§ **Task data**
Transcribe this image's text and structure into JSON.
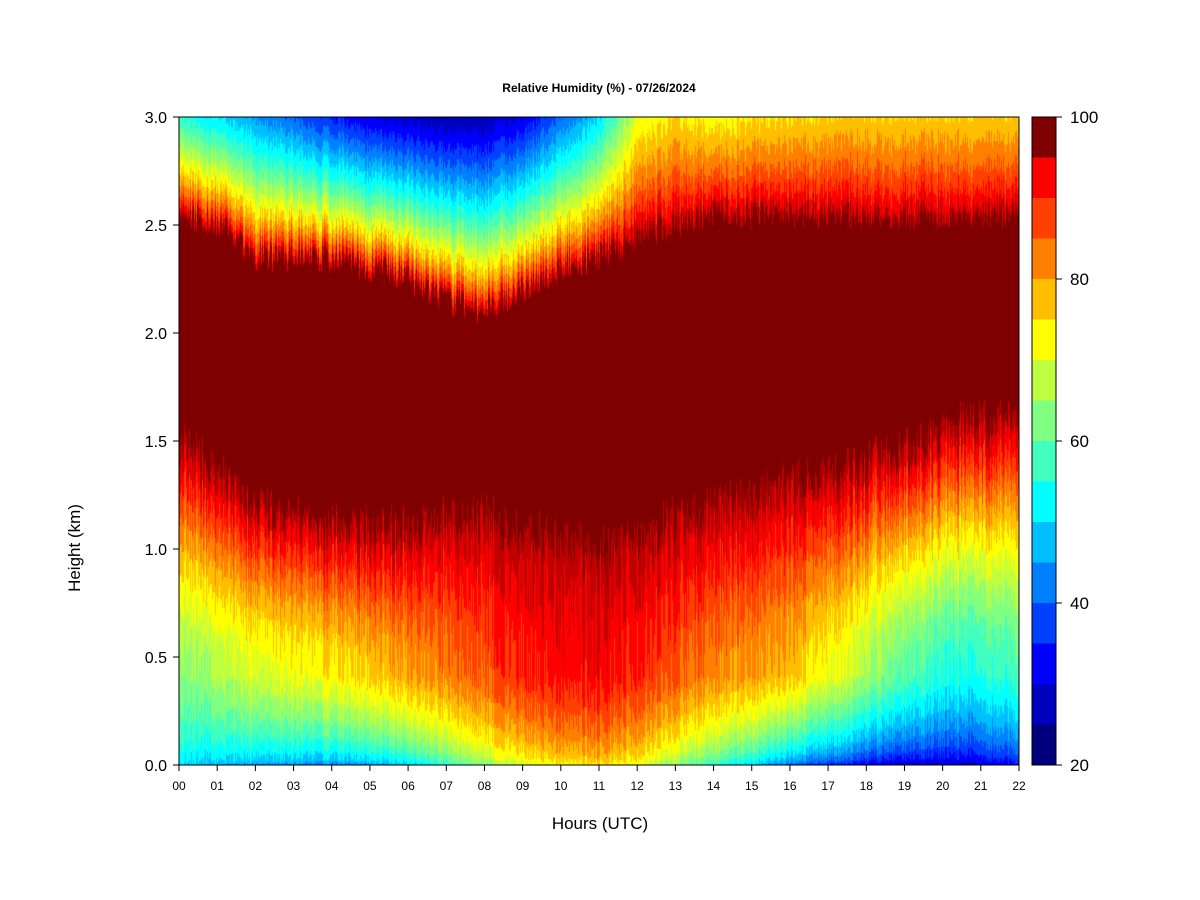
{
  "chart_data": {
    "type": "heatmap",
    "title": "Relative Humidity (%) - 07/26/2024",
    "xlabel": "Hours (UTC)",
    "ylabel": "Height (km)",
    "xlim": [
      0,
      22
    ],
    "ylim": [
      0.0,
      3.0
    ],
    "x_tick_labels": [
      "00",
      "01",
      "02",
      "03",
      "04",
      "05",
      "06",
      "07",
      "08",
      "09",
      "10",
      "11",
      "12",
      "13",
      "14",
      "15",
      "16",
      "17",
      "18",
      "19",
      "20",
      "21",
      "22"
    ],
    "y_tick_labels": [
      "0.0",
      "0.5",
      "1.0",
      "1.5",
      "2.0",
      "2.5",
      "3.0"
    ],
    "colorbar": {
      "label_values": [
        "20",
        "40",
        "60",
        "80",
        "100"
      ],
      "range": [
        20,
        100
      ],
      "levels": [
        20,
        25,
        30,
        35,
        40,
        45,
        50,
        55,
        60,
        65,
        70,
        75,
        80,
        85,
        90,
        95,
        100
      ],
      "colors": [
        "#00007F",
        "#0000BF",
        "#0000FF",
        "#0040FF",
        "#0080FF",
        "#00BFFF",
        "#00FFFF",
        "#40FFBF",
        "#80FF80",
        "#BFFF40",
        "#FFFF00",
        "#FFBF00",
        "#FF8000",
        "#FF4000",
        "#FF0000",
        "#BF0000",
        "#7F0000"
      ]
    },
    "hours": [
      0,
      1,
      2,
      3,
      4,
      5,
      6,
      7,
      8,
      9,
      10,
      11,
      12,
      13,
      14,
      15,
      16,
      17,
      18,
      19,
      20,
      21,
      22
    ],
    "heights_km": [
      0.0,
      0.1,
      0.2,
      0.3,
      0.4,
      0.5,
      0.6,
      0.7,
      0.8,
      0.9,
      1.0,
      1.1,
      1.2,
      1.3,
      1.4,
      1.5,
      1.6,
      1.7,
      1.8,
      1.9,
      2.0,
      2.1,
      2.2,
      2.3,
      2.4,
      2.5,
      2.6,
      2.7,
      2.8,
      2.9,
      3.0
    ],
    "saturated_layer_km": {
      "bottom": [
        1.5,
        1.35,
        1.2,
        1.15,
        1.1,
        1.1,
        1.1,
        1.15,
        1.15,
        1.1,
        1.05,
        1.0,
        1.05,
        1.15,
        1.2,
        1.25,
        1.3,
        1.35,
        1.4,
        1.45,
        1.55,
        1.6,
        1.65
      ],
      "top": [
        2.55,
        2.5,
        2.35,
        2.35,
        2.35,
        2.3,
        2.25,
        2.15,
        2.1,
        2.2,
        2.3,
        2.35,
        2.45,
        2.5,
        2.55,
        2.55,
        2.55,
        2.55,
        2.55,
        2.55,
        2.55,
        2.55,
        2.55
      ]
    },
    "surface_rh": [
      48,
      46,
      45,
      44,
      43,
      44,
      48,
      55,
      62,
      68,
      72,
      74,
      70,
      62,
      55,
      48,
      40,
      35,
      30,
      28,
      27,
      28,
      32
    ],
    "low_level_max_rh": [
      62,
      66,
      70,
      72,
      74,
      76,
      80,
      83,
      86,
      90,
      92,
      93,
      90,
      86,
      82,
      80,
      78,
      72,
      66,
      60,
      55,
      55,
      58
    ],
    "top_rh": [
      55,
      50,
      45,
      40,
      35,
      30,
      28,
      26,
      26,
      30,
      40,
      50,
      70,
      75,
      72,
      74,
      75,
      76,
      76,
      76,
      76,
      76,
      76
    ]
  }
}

* * *

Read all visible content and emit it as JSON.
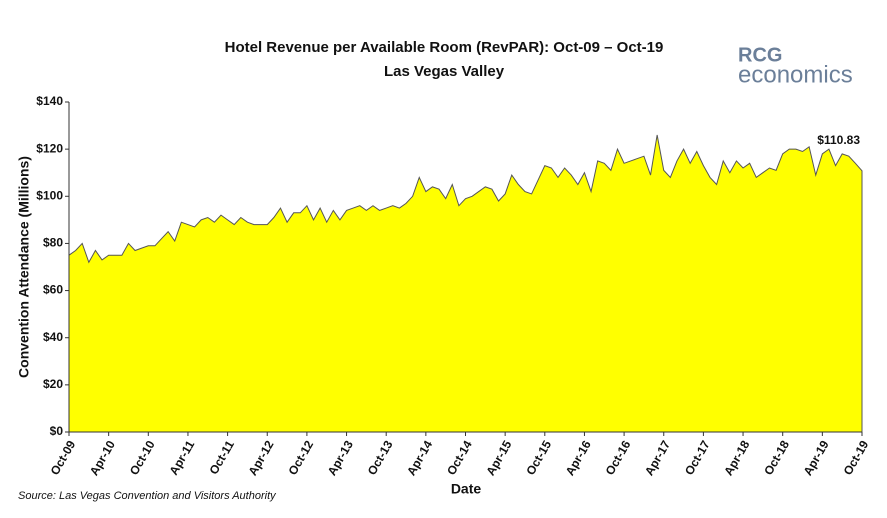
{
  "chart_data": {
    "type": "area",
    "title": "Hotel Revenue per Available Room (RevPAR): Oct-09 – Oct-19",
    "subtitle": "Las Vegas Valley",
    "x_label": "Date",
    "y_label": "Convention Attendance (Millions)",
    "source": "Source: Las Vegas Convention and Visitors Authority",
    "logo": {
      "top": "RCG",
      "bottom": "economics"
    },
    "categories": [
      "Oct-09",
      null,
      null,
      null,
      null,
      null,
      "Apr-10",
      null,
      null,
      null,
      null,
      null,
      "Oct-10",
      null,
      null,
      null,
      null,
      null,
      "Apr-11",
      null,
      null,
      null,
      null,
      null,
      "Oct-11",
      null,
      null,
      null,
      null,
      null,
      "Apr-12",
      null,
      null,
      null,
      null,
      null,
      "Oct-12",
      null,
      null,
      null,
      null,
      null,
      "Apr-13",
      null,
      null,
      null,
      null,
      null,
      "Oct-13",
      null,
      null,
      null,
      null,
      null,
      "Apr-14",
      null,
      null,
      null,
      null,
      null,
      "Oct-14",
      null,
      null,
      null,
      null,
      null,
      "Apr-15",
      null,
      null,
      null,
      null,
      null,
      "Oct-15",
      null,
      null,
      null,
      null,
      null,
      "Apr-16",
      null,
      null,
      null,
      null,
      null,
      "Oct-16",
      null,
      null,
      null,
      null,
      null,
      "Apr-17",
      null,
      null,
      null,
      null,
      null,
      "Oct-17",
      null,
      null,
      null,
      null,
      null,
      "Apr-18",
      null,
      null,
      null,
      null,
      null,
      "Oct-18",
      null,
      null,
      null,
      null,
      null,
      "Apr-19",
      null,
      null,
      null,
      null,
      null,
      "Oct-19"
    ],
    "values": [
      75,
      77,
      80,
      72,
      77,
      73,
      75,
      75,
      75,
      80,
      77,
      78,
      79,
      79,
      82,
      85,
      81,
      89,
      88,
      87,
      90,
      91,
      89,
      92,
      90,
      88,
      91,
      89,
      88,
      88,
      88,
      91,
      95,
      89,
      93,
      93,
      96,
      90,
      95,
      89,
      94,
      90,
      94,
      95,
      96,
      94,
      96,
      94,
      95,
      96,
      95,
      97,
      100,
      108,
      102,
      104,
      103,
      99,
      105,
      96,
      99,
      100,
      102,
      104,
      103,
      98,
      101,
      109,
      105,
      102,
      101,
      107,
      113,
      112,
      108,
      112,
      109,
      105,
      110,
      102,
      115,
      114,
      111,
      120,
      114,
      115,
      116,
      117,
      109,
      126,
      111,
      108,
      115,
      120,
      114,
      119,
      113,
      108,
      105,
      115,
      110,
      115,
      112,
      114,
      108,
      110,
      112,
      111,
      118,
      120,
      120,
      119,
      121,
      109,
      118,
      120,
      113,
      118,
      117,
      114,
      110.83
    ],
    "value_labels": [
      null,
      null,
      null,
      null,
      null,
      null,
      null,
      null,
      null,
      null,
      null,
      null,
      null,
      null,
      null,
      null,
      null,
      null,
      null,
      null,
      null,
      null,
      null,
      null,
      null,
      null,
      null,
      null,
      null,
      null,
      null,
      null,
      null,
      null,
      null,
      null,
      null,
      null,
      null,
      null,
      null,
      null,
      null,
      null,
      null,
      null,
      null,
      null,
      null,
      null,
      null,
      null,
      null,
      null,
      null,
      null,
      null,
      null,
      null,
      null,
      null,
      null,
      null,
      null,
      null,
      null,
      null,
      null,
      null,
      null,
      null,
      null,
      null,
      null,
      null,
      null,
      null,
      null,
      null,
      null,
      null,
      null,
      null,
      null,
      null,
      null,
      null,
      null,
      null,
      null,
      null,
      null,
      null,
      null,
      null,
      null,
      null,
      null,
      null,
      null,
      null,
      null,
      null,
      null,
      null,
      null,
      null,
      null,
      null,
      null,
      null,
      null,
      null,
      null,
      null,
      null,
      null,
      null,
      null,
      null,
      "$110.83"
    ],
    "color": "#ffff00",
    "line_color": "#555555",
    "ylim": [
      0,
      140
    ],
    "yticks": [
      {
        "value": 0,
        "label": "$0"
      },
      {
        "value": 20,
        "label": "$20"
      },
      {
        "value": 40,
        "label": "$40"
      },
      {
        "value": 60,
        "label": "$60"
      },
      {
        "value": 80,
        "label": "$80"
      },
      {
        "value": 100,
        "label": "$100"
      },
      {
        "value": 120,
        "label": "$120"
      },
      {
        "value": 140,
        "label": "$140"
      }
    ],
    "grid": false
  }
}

§ **Problem requirements**
Write down every line of the data above that includes the string "JSON".

§ **Reply to the task**
Transcribe this image's text and structure into JSON.
Read all visible content and emit it as JSON.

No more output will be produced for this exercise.